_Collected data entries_
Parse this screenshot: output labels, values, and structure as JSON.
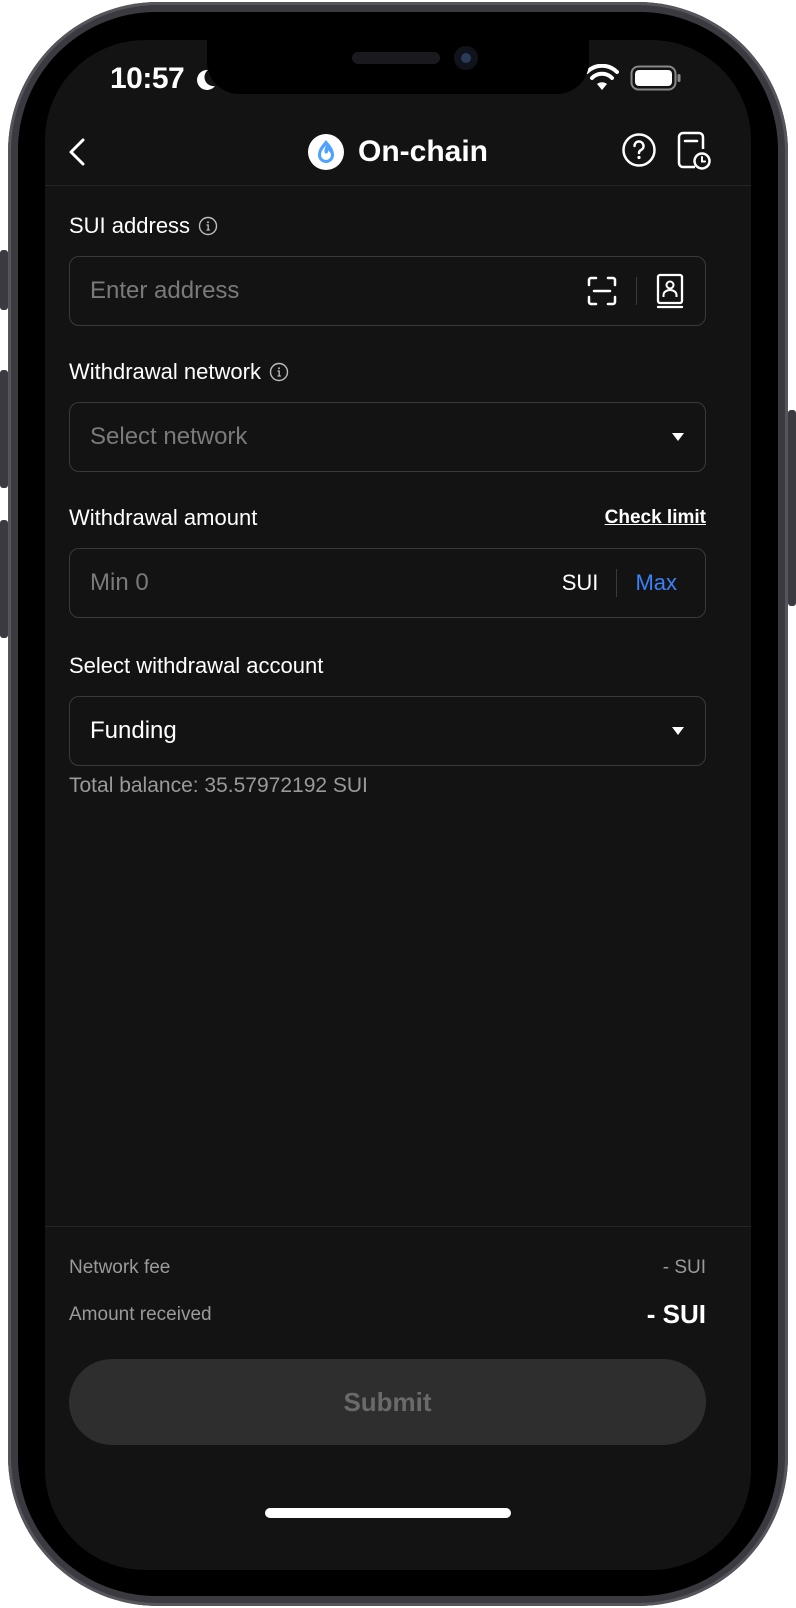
{
  "status_bar": {
    "time": "10:57",
    "icons": [
      "moon-icon",
      "signal-icon",
      "wifi-icon",
      "battery-icon"
    ]
  },
  "nav": {
    "title": "On-chain",
    "token_logo": "sui-logo-icon",
    "back_icon": "chevron-left-icon",
    "help_icon": "help-circle-icon",
    "history_icon": "history-icon"
  },
  "form": {
    "address": {
      "label": "SUI address",
      "placeholder": "Enter address",
      "value": ""
    },
    "network": {
      "label": "Withdrawal network",
      "placeholder": "Select network"
    },
    "amount": {
      "label": "Withdrawal amount",
      "check_limit_label": "Check limit",
      "placeholder": "Min 0",
      "value": "",
      "unit": "SUI",
      "max_label": "Max"
    },
    "account": {
      "label": "Select withdrawal account",
      "selected": "Funding",
      "balance_text": "Total balance: 35.57972192 SUI"
    }
  },
  "summary": {
    "network_fee_label": "Network fee",
    "network_fee_value": "- SUI",
    "amount_received_label": "Amount received",
    "amount_received_value": "- SUI"
  },
  "actions": {
    "submit_label": "Submit"
  },
  "colors": {
    "background": "#131313",
    "accent": "#3b82f6",
    "sui_brand": "#4da2ff",
    "submit_disabled_bg": "#2e2e2e"
  }
}
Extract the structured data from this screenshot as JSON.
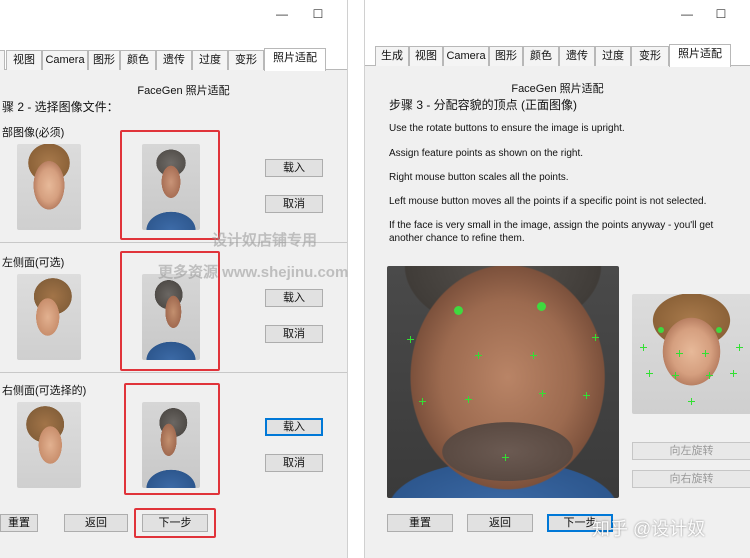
{
  "left": {
    "window_controls": {
      "minimize": "—",
      "maximize": "☐"
    },
    "tabs": [
      "视图",
      "Camera",
      "图形",
      "颜色",
      "遗传",
      "过度",
      "变形",
      "照片适配"
    ],
    "header": "FaceGen 照片适配",
    "step": "骤 2 - 选择图像文件：",
    "sections": [
      {
        "label": "部图像(必须)",
        "load": "载入",
        "cancel": "取消"
      },
      {
        "label": "左侧面(可选)",
        "load": "载入",
        "cancel": "取消"
      },
      {
        "label": "右侧面(可选择的)",
        "load": "载入",
        "cancel": "取消"
      }
    ],
    "bottom": {
      "reset": "重置",
      "back": "返回",
      "next": "下一步"
    }
  },
  "right": {
    "window_controls": {
      "minimize": "—",
      "maximize": "☐"
    },
    "tabs": [
      "生成",
      "视图",
      "Camera",
      "图形",
      "颜色",
      "遗传",
      "过度",
      "变形",
      "照片适配"
    ],
    "header": "FaceGen 照片适配",
    "step": "步骤 3 - 分配容貌的顶点 (正面图像)",
    "instructions": [
      "Use the rotate buttons to ensure the image is upright.",
      "Assign feature points as shown on the right.",
      "Right mouse button scales all the points.",
      "Left mouse button moves all the points if a specific point is not selected.",
      "If the face is very small in the image, assign the points anyway - you'll get another chance to refine them."
    ],
    "rotate_left": "向左旋转",
    "rotate_right": "向右旋转",
    "bottom": {
      "reset": "重置",
      "back": "返回",
      "next": "下一步"
    }
  },
  "watermarks": {
    "shop": "设计奴店铺专用",
    "site": "更多资源 www.shejinu.com",
    "zhihu": "知乎 @设计奴"
  },
  "colors": {
    "highlight_box": "#e0333a",
    "feature_point": "#33e033",
    "focus": "#0078d7"
  }
}
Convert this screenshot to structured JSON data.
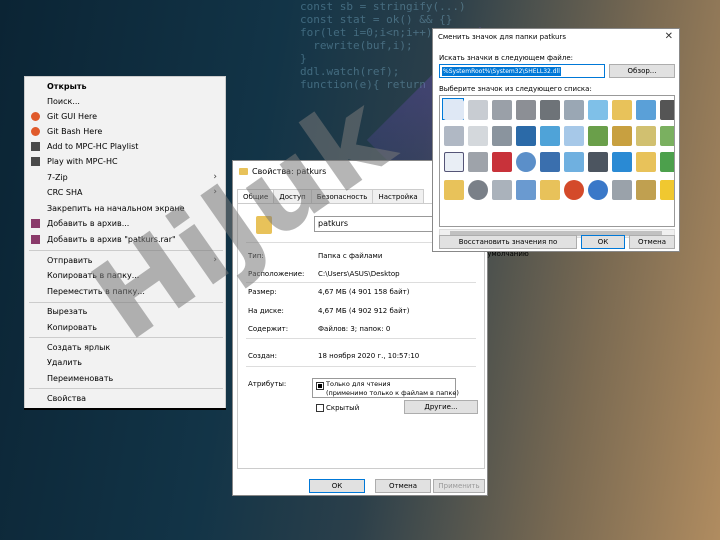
{
  "context_menu": {
    "items": [
      {
        "label": "Открыть",
        "bold": true
      },
      {
        "label": "Поиск..."
      },
      {
        "label": "Git GUI Here"
      },
      {
        "label": "Git Bash Here"
      },
      {
        "label": "Add to MPC-HC Playlist"
      },
      {
        "label": "Play with MPC-HC"
      },
      {
        "label": "7-Zip"
      },
      {
        "label": "CRC SHA"
      },
      {
        "label": "Закрепить на начальном экране"
      },
      {
        "label": "Добавить в архив..."
      },
      {
        "label": "Добавить в архив \"patkurs.rar\""
      },
      {
        "label": "Отправить"
      },
      {
        "label": "Копировать в папку..."
      },
      {
        "label": "Переместить в папку..."
      },
      {
        "label": "Вырезать"
      },
      {
        "label": "Копировать"
      },
      {
        "label": "Создать ярлык"
      },
      {
        "label": "Удалить"
      },
      {
        "label": "Переименовать"
      },
      {
        "label": "Свойства"
      }
    ]
  },
  "properties": {
    "title": "Свойства: patkurs",
    "tabs": [
      "Общие",
      "Доступ",
      "Безопасность",
      "Настройка"
    ],
    "name": "patkurs",
    "rows": [
      {
        "label": "Тип:",
        "value": "Папка с файлами"
      },
      {
        "label": "Расположение:",
        "value": "C:\\Users\\ASUS\\Desktop"
      },
      {
        "label": "Размер:",
        "value": "4,67 МБ (4 901 158 байт)"
      },
      {
        "label": "На диске:",
        "value": "4,67 МБ (4 902 912 байт)"
      },
      {
        "label": "Содержит:",
        "value": "Файлов: 3; папок: 0"
      },
      {
        "label": "Создан:",
        "value": "18 ноября 2020 г., 10:57:10"
      }
    ],
    "attributes_label": "Атрибуты:",
    "readonly_label": "Только для чтения",
    "readonly_sub": "(применимо только к файлам в папке)",
    "hidden_label": "Скрытый",
    "other_button": "Другие...",
    "ok": "ОК",
    "cancel": "Отмена",
    "apply": "Применить"
  },
  "icon_dialog": {
    "title": "Сменить значок для папки patkurs",
    "search_label": "Искать значки в следующем файле:",
    "path_value": "%SystemRoot%\\System32\\SHELL32.dll",
    "browse": "Обзор...",
    "list_label": "Выберите значок из следующего списка:",
    "restore": "Восстановить значения по умолчанию",
    "ok": "ОК",
    "cancel": "Отмена"
  },
  "watermark": "HiJuk"
}
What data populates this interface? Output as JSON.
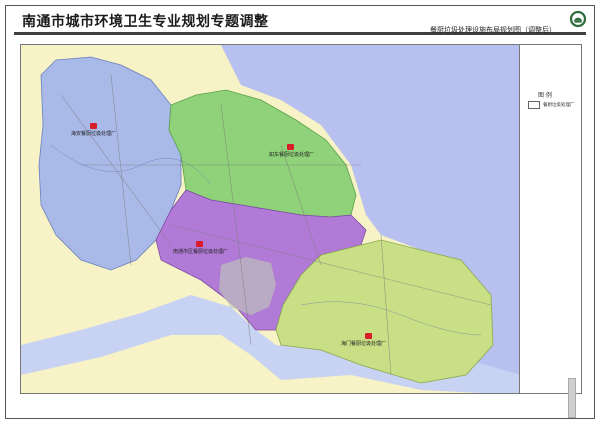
{
  "header": {
    "title": "南通市城市环境卫生专业规划专题调整",
    "subtitle": "餐厨垃圾处理设施布局规划图（调整后）"
  },
  "legend": {
    "title": "图 例",
    "item_label": "餐厨垃圾处理厂"
  },
  "map": {
    "facilities": [
      {
        "label": "海安餐厨垃圾处理厂"
      },
      {
        "label": "如东餐厨垃圾处理厂"
      },
      {
        "label": "南通市区餐厨垃圾处理厂"
      },
      {
        "label": "海门餐厨垃圾处理厂"
      }
    ],
    "colors": {
      "haian": "#a9b9e8",
      "rudong": "#8fd27a",
      "shiqu": "#b17ad6",
      "haimen": "#c8df86",
      "sea": "#b7c0ef",
      "river": "#c8d2f2",
      "land_outside": "#f7f3c7",
      "marker": "#d81e2a"
    }
  }
}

_Do this_
Set the data above down again exactly as given, with no pictures.

_Task solution_
Parse this screenshot: output labels, values, and structure as JSON.
{
  "status_bar": {
    "time": "10:57",
    "icons": [
      "moon-icon",
      "signal-icon",
      "wifi-icon",
      "battery-icon"
    ]
  },
  "nav": {
    "title": "On-chain",
    "token_logo": "sui-logo-icon",
    "back_icon": "chevron-left-icon",
    "help_icon": "help-circle-icon",
    "history_icon": "history-icon"
  },
  "form": {
    "address": {
      "label": "SUI address",
      "placeholder": "Enter address",
      "value": ""
    },
    "network": {
      "label": "Withdrawal network",
      "placeholder": "Select network"
    },
    "amount": {
      "label": "Withdrawal amount",
      "check_limit_label": "Check limit",
      "placeholder": "Min 0",
      "value": "",
      "unit": "SUI",
      "max_label": "Max"
    },
    "account": {
      "label": "Select withdrawal account",
      "selected": "Funding",
      "balance_text": "Total balance: 35.57972192 SUI"
    }
  },
  "summary": {
    "network_fee_label": "Network fee",
    "network_fee_value": "- SUI",
    "amount_received_label": "Amount received",
    "amount_received_value": "- SUI"
  },
  "actions": {
    "submit_label": "Submit"
  },
  "colors": {
    "background": "#131313",
    "accent": "#3b82f6",
    "sui_brand": "#4da2ff",
    "submit_disabled_bg": "#2e2e2e"
  }
}
Extract the structured data from this screenshot as JSON.
{
  "left": {
    "window_controls": {
      "minimize": "—",
      "maximize": "☐"
    },
    "tabs": [
      "视图",
      "Camera",
      "图形",
      "颜色",
      "遗传",
      "过度",
      "变形",
      "照片适配"
    ],
    "header": "FaceGen 照片适配",
    "step": "骤 2 - 选择图像文件：",
    "sections": [
      {
        "label": "部图像(必须)",
        "load": "载入",
        "cancel": "取消"
      },
      {
        "label": "左侧面(可选)",
        "load": "载入",
        "cancel": "取消"
      },
      {
        "label": "右侧面(可选择的)",
        "load": "载入",
        "cancel": "取消"
      }
    ],
    "bottom": {
      "reset": "重置",
      "back": "返回",
      "next": "下一步"
    }
  },
  "right": {
    "window_controls": {
      "minimize": "—",
      "maximize": "☐"
    },
    "tabs": [
      "生成",
      "视图",
      "Camera",
      "图形",
      "颜色",
      "遗传",
      "过度",
      "变形",
      "照片适配"
    ],
    "header": "FaceGen 照片适配",
    "step": "步骤 3 - 分配容貌的顶点 (正面图像)",
    "instructions": [
      "Use the rotate buttons to ensure the image is upright.",
      "Assign feature points as shown on the right.",
      "Right mouse button scales all the points.",
      "Left mouse button moves all the points if a specific point is not selected.",
      "If the face is very small in the image, assign the points anyway - you'll get another chance to refine them."
    ],
    "rotate_left": "向左旋转",
    "rotate_right": "向右旋转",
    "bottom": {
      "reset": "重置",
      "back": "返回",
      "next": "下一步"
    }
  },
  "watermarks": {
    "shop": "设计奴店铺专用",
    "site": "更多资源 www.shejinu.com",
    "zhihu": "知乎 @设计奴"
  },
  "colors": {
    "highlight_box": "#e0333a",
    "feature_point": "#33e033",
    "focus": "#0078d7"
  }
}
Convert this screenshot to structured JSON data.
{
  "context_menu": {
    "items": [
      {
        "label": "Открыть",
        "bold": true
      },
      {
        "label": "Поиск..."
      },
      {
        "label": "Git GUI Here"
      },
      {
        "label": "Git Bash Here"
      },
      {
        "label": "Add to MPC-HC Playlist"
      },
      {
        "label": "Play with MPC-HC"
      },
      {
        "label": "7-Zip"
      },
      {
        "label": "CRC SHA"
      },
      {
        "label": "Закрепить на начальном экране"
      },
      {
        "label": "Добавить в архив..."
      },
      {
        "label": "Добавить в архив \"patkurs.rar\""
      },
      {
        "label": "Отправить"
      },
      {
        "label": "Копировать в папку..."
      },
      {
        "label": "Переместить в папку..."
      },
      {
        "label": "Вырезать"
      },
      {
        "label": "Копировать"
      },
      {
        "label": "Создать ярлык"
      },
      {
        "label": "Удалить"
      },
      {
        "label": "Переименовать"
      },
      {
        "label": "Свойства"
      }
    ]
  },
  "properties": {
    "title": "Свойства: patkurs",
    "tabs": [
      "Общие",
      "Доступ",
      "Безопасность",
      "Настройка"
    ],
    "name": "patkurs",
    "rows": [
      {
        "label": "Тип:",
        "value": "Папка с файлами"
      },
      {
        "label": "Расположение:",
        "value": "C:\\Users\\ASUS\\Desktop"
      },
      {
        "label": "Размер:",
        "value": "4,67 МБ (4 901 158 байт)"
      },
      {
        "label": "На диске:",
        "value": "4,67 МБ (4 902 912 байт)"
      },
      {
        "label": "Содержит:",
        "value": "Файлов: 3; папок: 0"
      },
      {
        "label": "Создан:",
        "value": "18 ноября 2020 г., 10:57:10"
      }
    ],
    "attributes_label": "Атрибуты:",
    "readonly_label": "Только для чтения",
    "readonly_sub": "(применимо только к файлам в папке)",
    "hidden_label": "Скрытый",
    "other_button": "Другие...",
    "ok": "ОК",
    "cancel": "Отмена",
    "apply": "Применить"
  },
  "icon_dialog": {
    "title": "Сменить значок для папки patkurs",
    "search_label": "Искать значки в следующем файле:",
    "path_value": "%SystemRoot%\\System32\\SHELL32.dll",
    "browse": "Обзор...",
    "list_label": "Выберите значок из следующего списка:",
    "restore": "Восстановить значения по умолчанию",
    "ok": "ОК",
    "cancel": "Отмена"
  },
  "watermark": "HiJuk"
}
What data populates this interface? Output as JSON.
{
  "header": {
    "title": "南通市城市环境卫生专业规划专题调整",
    "subtitle": "餐厨垃圾处理设施布局规划图（调整后）"
  },
  "legend": {
    "title": "图 例",
    "item_label": "餐厨垃圾处理厂"
  },
  "map": {
    "facilities": [
      {
        "label": "海安餐厨垃圾处理厂"
      },
      {
        "label": "如东餐厨垃圾处理厂"
      },
      {
        "label": "南通市区餐厨垃圾处理厂"
      },
      {
        "label": "海门餐厨垃圾处理厂"
      }
    ],
    "colors": {
      "haian": "#a9b9e8",
      "rudong": "#8fd27a",
      "shiqu": "#b17ad6",
      "haimen": "#c8df86",
      "sea": "#b7c0ef",
      "river": "#c8d2f2",
      "land_outside": "#f7f3c7",
      "marker": "#d81e2a"
    }
  }
}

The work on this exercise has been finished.